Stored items
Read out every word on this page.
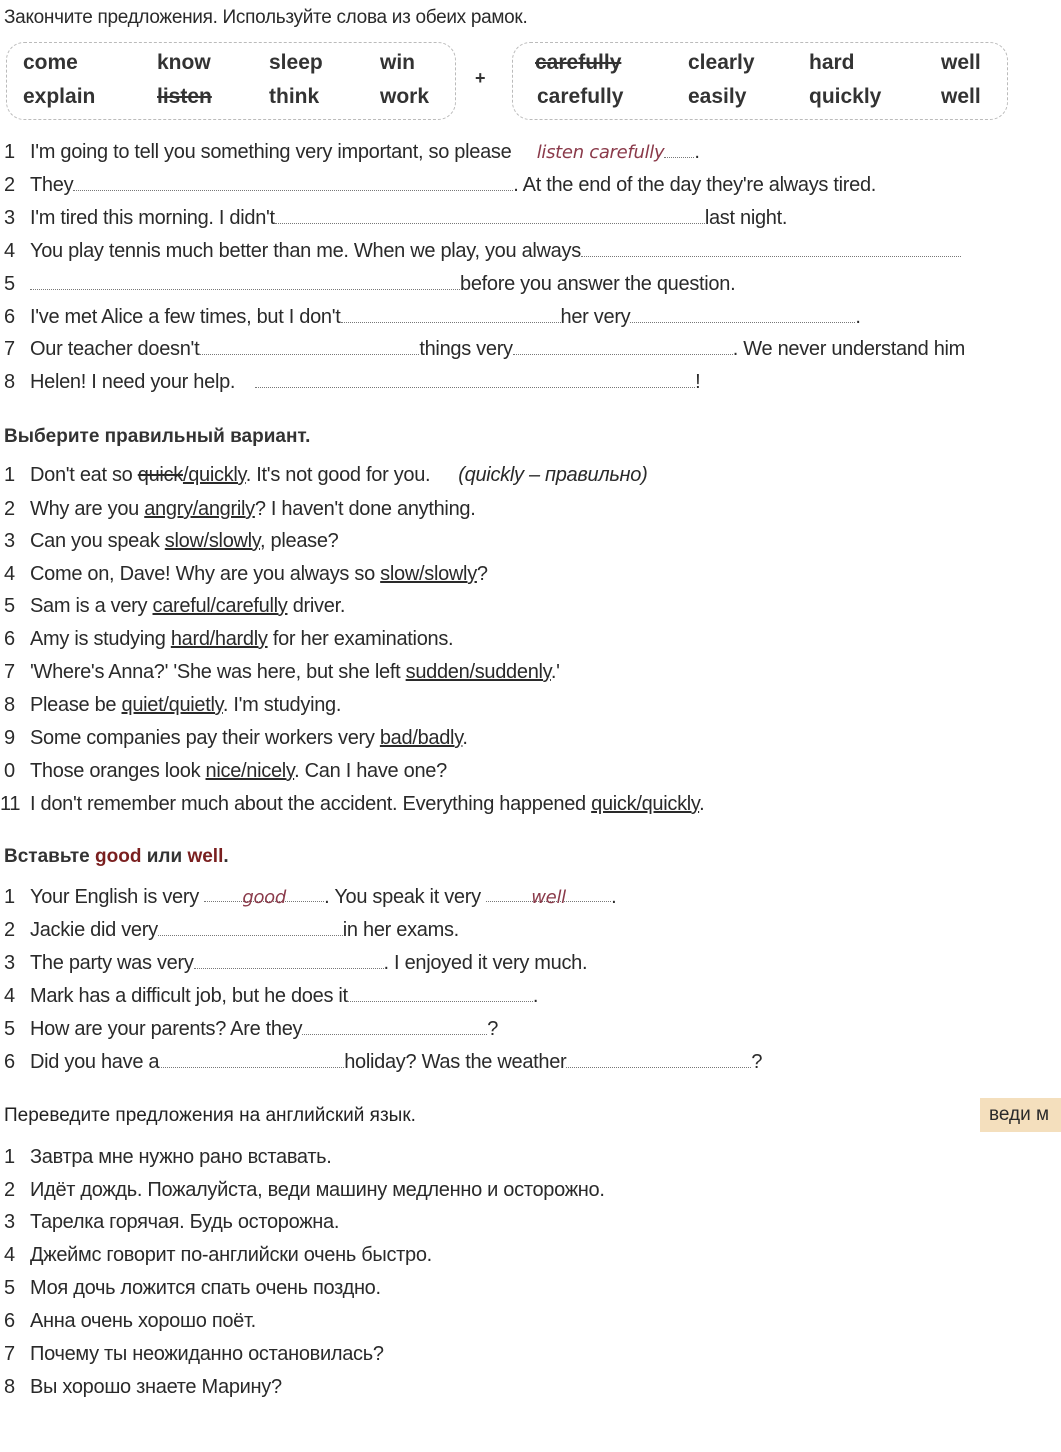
Закончите предложения. Используйте слова из обеих рамок.
come	know	sleep	win
explain	listen	think	work
+
carefully	clearly	hard	well
carefully	easily	quickly	well
1 I'm going to tell you something very important, so please listen carefully .
2 They	. At the end of the day they're always tired.
3 I'm tired this morning. I didn't	last night.
4 You play tennis much better than me. When we play, you always
5	before you answer the question.
6 I've met Alice a few times, but I don't	her very	.
7 Our teacher doesn't	things very	. We never understand him
8 Helen! I need your help.	!
Выберите правильный вариант.
1 Don't eat so quick/quickly. It's not good for you. (quickly – правильно)
2 Why are you angry/angrily? I haven't done anything.
3 Can you speak slow/slowly, please?
4 Come on, Dave! Why are you always so slow/slowly?
5 Sam is a very careful/carefully driver.
6 Amy is studying hard/hardly for her examinations.
7 'Where's Anna?' 'She was here, but she left sudden/suddenly.'
8 Please be quiet/quietly. I'm studying.
9 Some companies pay their workers very bad/badly.
0 Those oranges look nice/nicely. Can I have one?
11 I don't remember much about the accident. Everything happened quick/quickly.
Вставьте good или well.
1 Your English is very good . You speak it very	well .
2 Jackie did very	in her exams.
3 The party was very	. I enjoyed it very much.
4 Mark has a difficult job, but he does it	.
5 How are your parents? Are they	?
6 Did you have a	holiday? Was the weather	?
Переведите предложения на английский язык.	веди м
1 Завтра мне нужно рано вставать.
2 Идёт дождь. Пожалуйста, веди машину медленно и осторожно.
3 Тарелка горячая. Будь осторожна.
4 Джеймс говорит по-английски очень быстро.
5 Моя дочь ложится спать очень поздно.
6 Анна очень хорошо поёт.
7 Почему ты неожиданно остановилась?
8 Вы хорошо знаете Марину?
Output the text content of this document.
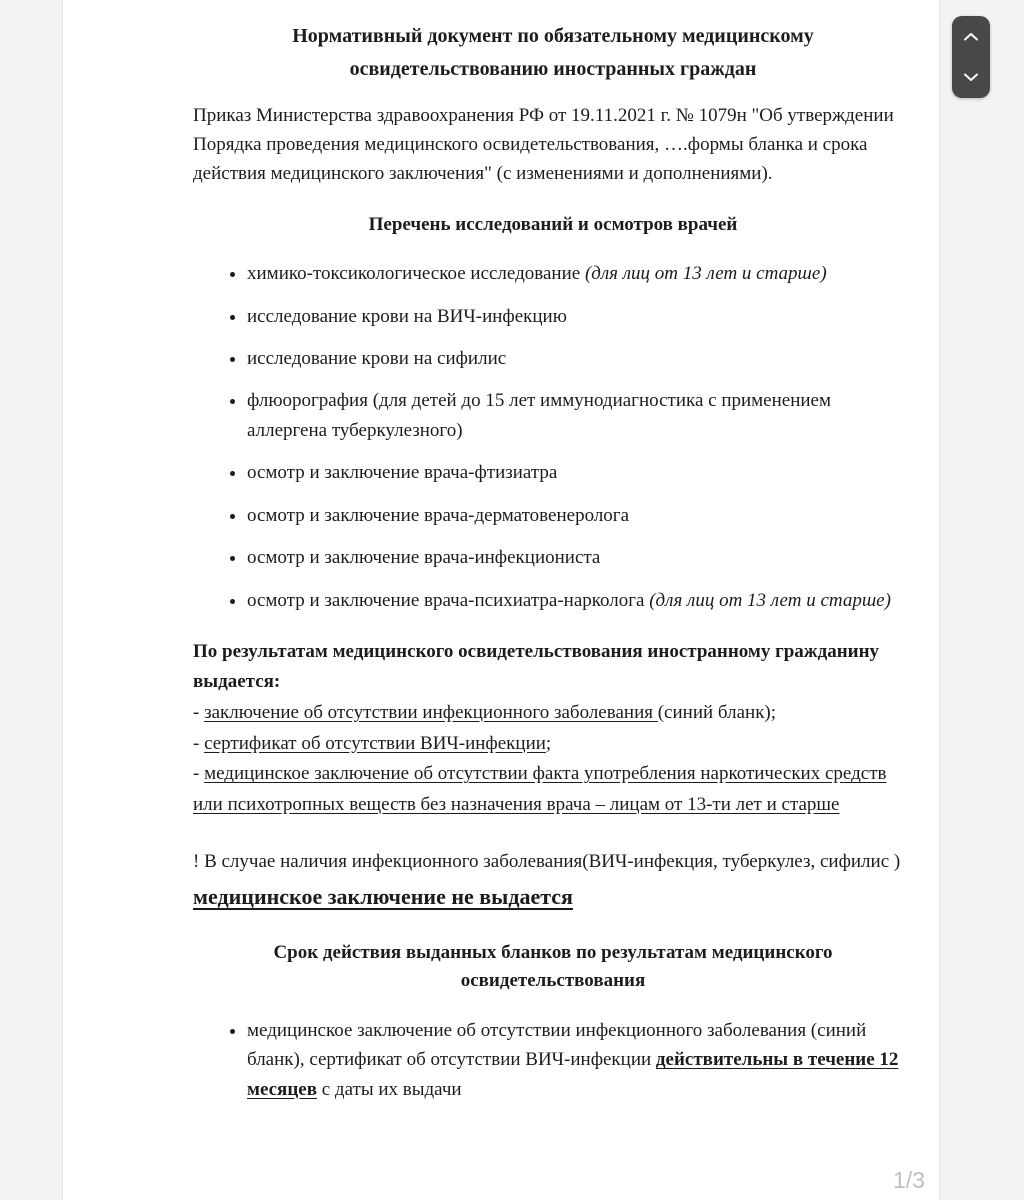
Нормативный документ по обязательному медицинскому освидетельствованию иностранных граждан

Приказ Министерства здравоохранения РФ от 19.11.2021 г. № 1079н "Об утверждении Порядка проведения медицинского освидетельствования, ….формы бланка и срока действия медицинского заключения" (с изменениями и дополнениями).

Перечень исследований и осмотров врачей
• химико-токсикологическое исследование (для лиц от 13 лет и старше)
• исследование крови на ВИЧ-инфекцию
• исследование крови на сифилис
• флюорография (для детей до 15 лет иммунодиагностика с применением аллергена туберкулезного)
• осмотр и заключение врача-фтизиатра
• осмотр и заключение врача-дерматовенеролога
• осмотр и заключение врача-инфекциониста
• осмотр и заключение врача-психиатра-нарколога (для лиц от 13 лет и старше)

По результатам медицинского освидетельствования иностранному гражданину выдается:

- заключение об отсутствии инфекционного заболевания (синий бланк);

- сертификат об отсутствии ВИЧ-инфекции;

- медицинское заключение об отсутствии факта употребления наркотических средств или психотропных веществ без назначения врача – лицам от 13-ти лет и старше

! В случае наличия инфекционного заболевания(ВИЧ-инфекция, туберкулез, сифилис ) медицинское заключение не выдается

Срок действия выданных бланков по результатам медицинского освидетельствования
• медицинское заключение об отсутствии инфекционного заболевания (синий бланк), сертификат об отсутствии ВИЧ-инфекции действительны в течение 12 месяцев с даты их выдачи
1/3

• _What is being asked_: Transcribe the whole listing exactly. Pictures stay out of your copy.

• _Exercise response_:
Read out every word on this page.
Закончите предложения. Используйте слова из обеих рамок.
come	know	sleep	win
explain	listen	think	work
+
carefully	clearly	hard	well
carefully	easily	quickly	well
1 I'm going to tell you something very important, so please listen carefully .
2 They	. At the end of the day they're always tired.
3 I'm tired this morning. I didn't	last night.
4 You play tennis much better than me. When we play, you always
5	before you answer the question.
6 I've met Alice a few times, but I don't	her very	.
7 Our teacher doesn't	things very	. We never understand him
8 Helen! I need your help.	!
Выберите правильный вариант.
1 Don't eat so quick/quickly. It's not good for you. (quickly – правильно)
2 Why are you angry/angrily? I haven't done anything.
3 Can you speak slow/slowly, please?
4 Come on, Dave! Why are you always so slow/slowly?
5 Sam is a very careful/carefully driver.
6 Amy is studying hard/hardly for her examinations.
7 'Where's Anna?' 'She was here, but she left sudden/suddenly.'
8 Please be quiet/quietly. I'm studying.
9 Some companies pay their workers very bad/badly.
0 Those oranges look nice/nicely. Can I have one?
11 I don't remember much about the accident. Everything happened quick/quickly.
Вставьте good или well.
1 Your English is very good . You speak it very	well .
2 Jackie did very	in her exams.
3 The party was very	. I enjoyed it very much.
4 Mark has a difficult job, but he does it	.
5 How are your parents? Are they	?
6 Did you have a	holiday? Was the weather	?
Переведите предложения на английский язык.	веди м
1 Завтра мне нужно рано вставать.
2 Идёт дождь. Пожалуйста, веди машину медленно и осторожно.
3 Тарелка горячая. Будь осторожна.
4 Джеймс говорит по-английски очень быстро.
5 Моя дочь ложится спать очень поздно.
6 Анна очень хорошо поёт.
7 Почему ты неожиданно остановилась?
8 Вы хорошо знаете Марину?
Output the text content of this document.
Нормативный документ по обязательному медицинскому освидетельствованию иностранных граждан

Приказ Министерства здравоохранения РФ от 19.11.2021 г. № 1079н "Об утверждении Порядка проведения медицинского освидетельствования, ….формы бланка и срока действия медицинского заключения" (с изменениями и дополнениями).

Перечень исследований и осмотров врачей
• химико-токсикологическое исследование (для лиц от 13 лет и старше)
• исследование крови на ВИЧ-инфекцию
• исследование крови на сифилис
• флюорография (для детей до 15 лет иммунодиагностика с применением аллергена туберкулезного)
• осмотр и заключение врача-фтизиатра
• осмотр и заключение врача-дерматовенеролога
• осмотр и заключение врача-инфекциониста
• осмотр и заключение врача-психиатра-нарколога (для лиц от 13 лет и старше)

По результатам медицинского освидетельствования иностранному гражданину выдается:

- заключение об отсутствии инфекционного заболевания (синий бланк);

- сертификат об отсутствии ВИЧ-инфекции;

- медицинское заключение об отсутствии факта употребления наркотических средств или психотропных веществ без назначения врача – лицам от 13-ти лет и старше

! В случае наличия инфекционного заболевания(ВИЧ-инфекция, туберкулез, сифилис ) медицинское заключение не выдается

Срок действия выданных бланков по результатам медицинского освидетельствования
• медицинское заключение об отсутствии инфекционного заболевания (синий бланк), сертификат об отсутствии ВИЧ-инфекции действительны в течение 12 месяцев с даты их выдачи
1/3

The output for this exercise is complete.